__Your objective__: Show each line of the records below that contains the string "shipped". Case must match.

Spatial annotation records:
::::
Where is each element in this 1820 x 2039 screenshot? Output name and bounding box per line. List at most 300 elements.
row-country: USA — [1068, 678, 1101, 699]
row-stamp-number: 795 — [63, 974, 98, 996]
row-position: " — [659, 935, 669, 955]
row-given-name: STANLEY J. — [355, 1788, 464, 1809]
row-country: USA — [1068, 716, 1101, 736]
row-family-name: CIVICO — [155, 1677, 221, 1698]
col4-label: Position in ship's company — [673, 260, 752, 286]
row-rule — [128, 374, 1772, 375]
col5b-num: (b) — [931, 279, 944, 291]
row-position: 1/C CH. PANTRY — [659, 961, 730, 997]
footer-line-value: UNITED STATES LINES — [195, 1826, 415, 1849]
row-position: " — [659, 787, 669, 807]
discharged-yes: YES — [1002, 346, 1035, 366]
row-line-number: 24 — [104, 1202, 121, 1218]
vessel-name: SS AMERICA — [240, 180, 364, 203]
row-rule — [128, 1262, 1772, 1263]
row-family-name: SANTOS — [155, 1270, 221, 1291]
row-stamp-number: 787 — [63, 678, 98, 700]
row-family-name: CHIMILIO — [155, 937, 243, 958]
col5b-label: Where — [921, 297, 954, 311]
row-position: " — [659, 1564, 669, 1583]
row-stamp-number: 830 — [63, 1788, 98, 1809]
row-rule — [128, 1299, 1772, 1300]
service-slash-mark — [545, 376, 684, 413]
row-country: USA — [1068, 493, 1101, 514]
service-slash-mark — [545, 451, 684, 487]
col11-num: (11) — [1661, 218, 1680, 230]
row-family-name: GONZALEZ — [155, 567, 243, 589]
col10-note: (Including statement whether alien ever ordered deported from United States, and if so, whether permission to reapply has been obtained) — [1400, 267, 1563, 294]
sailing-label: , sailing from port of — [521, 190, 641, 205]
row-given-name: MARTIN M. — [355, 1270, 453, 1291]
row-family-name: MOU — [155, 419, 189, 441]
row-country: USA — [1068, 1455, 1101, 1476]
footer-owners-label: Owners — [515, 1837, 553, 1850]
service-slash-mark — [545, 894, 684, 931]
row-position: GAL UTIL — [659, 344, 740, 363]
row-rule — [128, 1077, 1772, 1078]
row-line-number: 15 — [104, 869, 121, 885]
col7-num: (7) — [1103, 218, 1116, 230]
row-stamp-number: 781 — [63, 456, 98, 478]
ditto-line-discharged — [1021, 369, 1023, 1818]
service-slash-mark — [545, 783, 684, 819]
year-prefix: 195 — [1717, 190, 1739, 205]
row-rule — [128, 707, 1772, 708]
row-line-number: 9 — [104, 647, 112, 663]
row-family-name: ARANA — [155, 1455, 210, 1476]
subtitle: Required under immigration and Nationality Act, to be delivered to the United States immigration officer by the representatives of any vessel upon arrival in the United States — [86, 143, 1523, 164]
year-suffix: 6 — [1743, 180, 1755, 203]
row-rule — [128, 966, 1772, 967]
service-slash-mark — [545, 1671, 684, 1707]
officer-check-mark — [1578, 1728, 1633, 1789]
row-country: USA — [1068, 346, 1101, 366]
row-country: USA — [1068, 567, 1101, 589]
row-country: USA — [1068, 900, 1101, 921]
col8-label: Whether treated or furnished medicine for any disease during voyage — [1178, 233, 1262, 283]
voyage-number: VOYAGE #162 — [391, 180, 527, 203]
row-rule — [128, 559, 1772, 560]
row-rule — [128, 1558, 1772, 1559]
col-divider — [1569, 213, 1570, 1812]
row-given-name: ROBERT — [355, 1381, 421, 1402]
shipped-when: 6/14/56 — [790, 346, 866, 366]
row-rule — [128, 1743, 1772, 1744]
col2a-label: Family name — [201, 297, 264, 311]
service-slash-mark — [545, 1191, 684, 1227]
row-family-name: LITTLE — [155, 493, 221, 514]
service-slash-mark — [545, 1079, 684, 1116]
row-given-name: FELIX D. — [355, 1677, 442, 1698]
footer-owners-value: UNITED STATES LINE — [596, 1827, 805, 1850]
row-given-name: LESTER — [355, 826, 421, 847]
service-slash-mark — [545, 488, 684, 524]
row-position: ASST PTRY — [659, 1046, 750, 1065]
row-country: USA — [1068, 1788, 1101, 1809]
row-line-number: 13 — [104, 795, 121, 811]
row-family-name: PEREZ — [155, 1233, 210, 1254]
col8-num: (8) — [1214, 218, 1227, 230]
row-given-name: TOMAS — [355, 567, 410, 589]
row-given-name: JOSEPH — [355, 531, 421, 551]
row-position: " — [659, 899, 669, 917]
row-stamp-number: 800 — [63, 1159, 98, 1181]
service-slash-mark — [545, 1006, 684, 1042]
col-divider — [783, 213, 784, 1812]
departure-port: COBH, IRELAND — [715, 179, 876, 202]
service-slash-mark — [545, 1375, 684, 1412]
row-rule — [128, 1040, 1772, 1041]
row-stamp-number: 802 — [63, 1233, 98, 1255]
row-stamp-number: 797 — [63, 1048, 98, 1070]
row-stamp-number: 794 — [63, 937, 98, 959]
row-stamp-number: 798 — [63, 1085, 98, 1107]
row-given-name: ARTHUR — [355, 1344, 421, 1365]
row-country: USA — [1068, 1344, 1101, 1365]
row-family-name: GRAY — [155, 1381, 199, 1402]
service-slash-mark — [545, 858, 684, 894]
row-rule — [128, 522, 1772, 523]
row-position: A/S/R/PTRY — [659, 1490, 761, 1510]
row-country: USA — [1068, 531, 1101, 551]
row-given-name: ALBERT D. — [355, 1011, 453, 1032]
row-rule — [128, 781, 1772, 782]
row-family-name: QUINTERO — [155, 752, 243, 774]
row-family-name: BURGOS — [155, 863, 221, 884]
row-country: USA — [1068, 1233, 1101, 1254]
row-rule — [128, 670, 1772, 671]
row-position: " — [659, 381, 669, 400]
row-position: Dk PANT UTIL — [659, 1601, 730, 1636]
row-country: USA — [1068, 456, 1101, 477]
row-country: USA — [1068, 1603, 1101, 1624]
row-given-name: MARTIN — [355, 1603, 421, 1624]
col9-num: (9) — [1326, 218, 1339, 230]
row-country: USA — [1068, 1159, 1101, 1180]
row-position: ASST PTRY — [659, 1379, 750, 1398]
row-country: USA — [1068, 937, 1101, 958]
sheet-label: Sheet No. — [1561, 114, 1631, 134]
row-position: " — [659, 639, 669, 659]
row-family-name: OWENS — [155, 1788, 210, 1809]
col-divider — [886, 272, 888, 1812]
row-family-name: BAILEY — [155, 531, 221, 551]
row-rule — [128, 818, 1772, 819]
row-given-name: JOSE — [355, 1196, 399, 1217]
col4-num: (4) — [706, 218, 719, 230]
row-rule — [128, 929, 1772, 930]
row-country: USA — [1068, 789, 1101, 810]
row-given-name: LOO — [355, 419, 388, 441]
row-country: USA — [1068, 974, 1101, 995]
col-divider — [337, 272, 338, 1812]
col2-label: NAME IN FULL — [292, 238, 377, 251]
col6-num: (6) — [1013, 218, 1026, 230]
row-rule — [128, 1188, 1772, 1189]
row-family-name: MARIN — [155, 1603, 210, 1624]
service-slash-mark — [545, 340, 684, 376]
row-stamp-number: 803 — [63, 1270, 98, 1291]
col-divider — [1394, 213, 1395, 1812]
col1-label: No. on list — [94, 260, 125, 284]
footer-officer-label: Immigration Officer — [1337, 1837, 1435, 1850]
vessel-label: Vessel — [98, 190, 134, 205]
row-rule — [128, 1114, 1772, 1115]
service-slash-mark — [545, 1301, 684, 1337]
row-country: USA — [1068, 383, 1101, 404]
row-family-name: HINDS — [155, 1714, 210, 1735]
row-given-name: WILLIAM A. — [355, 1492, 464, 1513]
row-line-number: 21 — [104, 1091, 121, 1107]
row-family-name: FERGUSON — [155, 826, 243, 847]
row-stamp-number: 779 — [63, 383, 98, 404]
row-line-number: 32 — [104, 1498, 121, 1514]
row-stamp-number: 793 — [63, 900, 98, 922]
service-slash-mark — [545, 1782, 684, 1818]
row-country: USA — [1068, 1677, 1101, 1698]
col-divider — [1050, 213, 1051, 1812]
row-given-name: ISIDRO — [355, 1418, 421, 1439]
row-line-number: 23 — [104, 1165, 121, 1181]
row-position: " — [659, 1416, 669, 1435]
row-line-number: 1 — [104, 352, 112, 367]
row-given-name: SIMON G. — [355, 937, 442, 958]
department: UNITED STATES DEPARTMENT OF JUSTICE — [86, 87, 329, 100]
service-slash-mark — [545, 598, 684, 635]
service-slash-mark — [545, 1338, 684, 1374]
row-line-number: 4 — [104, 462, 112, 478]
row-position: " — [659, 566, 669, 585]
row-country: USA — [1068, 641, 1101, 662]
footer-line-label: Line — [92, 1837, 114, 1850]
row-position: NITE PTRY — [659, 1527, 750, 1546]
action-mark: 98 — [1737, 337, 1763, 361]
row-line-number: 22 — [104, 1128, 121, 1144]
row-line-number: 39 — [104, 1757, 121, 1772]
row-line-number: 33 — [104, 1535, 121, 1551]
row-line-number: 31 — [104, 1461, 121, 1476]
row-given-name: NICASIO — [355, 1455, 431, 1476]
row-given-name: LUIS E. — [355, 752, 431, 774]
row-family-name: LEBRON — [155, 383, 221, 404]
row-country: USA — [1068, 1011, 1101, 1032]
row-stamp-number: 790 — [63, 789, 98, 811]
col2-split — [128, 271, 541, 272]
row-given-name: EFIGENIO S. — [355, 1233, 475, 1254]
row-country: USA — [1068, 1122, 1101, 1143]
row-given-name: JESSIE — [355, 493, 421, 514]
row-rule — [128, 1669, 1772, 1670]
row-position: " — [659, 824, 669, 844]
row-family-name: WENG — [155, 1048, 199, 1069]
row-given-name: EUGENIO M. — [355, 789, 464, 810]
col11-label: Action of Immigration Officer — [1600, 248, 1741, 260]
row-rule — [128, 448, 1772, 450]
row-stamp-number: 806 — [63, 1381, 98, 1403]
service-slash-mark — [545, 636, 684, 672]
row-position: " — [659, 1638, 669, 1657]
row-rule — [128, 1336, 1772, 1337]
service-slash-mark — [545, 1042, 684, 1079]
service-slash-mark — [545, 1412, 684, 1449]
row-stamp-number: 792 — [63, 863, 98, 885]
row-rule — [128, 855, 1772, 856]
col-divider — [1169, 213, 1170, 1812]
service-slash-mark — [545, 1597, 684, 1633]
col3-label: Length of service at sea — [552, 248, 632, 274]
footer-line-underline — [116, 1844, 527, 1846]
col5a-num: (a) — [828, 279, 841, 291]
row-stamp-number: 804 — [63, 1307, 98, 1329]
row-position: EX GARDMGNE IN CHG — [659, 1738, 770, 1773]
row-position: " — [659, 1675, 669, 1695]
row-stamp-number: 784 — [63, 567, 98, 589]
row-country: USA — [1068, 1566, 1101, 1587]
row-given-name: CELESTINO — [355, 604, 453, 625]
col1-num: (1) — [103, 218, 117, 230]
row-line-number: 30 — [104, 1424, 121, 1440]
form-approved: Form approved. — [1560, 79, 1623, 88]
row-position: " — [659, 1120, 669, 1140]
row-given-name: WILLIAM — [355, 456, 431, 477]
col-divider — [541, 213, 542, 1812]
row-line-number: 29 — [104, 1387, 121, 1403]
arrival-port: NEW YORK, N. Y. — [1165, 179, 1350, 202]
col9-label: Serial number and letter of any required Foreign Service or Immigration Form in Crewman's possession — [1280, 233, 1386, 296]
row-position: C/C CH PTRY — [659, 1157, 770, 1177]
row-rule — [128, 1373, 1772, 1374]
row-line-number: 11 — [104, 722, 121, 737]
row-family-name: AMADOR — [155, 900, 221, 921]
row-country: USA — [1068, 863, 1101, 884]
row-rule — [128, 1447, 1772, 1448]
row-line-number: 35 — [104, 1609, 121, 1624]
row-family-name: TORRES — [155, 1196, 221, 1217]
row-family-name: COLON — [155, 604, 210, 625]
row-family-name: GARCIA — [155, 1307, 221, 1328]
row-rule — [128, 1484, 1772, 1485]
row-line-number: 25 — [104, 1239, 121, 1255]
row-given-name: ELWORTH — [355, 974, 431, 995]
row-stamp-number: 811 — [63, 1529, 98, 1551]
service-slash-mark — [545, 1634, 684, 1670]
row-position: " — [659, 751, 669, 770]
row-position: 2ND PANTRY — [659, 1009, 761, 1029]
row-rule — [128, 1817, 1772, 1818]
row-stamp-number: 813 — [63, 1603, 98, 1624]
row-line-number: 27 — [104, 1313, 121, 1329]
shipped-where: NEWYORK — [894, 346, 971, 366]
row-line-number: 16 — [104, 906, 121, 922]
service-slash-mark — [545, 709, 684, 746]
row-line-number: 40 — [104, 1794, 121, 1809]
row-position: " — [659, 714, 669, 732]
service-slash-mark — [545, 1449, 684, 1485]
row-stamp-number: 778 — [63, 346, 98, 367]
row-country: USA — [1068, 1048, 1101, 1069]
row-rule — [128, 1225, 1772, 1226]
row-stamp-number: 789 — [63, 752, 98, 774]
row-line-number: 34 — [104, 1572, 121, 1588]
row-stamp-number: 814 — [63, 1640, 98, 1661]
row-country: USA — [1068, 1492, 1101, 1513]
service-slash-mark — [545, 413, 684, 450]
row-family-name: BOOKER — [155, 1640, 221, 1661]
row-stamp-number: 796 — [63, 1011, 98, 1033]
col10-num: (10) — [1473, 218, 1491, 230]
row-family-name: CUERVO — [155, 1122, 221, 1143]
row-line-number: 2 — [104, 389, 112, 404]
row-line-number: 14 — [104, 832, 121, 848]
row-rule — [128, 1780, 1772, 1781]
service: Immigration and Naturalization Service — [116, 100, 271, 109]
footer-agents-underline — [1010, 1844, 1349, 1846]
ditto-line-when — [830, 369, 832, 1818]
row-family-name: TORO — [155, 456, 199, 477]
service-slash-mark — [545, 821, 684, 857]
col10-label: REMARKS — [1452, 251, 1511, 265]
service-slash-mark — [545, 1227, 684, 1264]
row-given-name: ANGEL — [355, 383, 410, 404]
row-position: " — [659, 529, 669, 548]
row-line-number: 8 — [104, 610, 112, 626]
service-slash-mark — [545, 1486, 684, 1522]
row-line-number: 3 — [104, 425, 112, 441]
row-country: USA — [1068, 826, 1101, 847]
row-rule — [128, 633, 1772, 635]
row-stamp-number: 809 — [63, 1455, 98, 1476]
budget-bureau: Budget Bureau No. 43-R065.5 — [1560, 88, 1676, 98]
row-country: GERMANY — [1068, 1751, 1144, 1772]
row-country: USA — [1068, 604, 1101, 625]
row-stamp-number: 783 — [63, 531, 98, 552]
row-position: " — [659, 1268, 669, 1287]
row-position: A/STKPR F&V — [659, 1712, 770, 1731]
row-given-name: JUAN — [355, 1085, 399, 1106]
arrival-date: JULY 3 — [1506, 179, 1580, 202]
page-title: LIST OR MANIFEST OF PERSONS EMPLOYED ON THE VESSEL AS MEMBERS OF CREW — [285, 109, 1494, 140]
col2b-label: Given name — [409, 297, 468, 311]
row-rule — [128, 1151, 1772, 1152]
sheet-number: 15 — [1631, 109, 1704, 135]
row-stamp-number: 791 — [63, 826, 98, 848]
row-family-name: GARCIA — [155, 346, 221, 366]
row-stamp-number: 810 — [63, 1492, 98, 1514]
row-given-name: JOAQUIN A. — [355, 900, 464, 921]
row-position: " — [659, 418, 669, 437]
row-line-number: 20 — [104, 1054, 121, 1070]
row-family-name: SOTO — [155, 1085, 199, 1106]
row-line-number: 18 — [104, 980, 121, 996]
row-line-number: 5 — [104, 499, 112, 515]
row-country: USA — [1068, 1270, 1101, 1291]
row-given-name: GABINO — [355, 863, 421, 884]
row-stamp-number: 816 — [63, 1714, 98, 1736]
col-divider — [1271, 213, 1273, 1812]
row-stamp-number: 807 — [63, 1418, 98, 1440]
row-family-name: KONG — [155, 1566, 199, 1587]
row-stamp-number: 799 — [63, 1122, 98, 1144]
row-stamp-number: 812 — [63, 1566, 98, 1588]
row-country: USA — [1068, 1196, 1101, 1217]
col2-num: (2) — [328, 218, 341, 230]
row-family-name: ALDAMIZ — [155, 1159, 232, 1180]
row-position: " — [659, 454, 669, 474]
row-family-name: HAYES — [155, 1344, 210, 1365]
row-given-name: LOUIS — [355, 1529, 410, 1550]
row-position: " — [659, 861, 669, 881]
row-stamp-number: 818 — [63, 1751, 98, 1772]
::::
__Finished exercise__:
shipped-when: 6/14/56 — [790, 346, 866, 366]
shipped-where: NEWYORK — [894, 346, 971, 366]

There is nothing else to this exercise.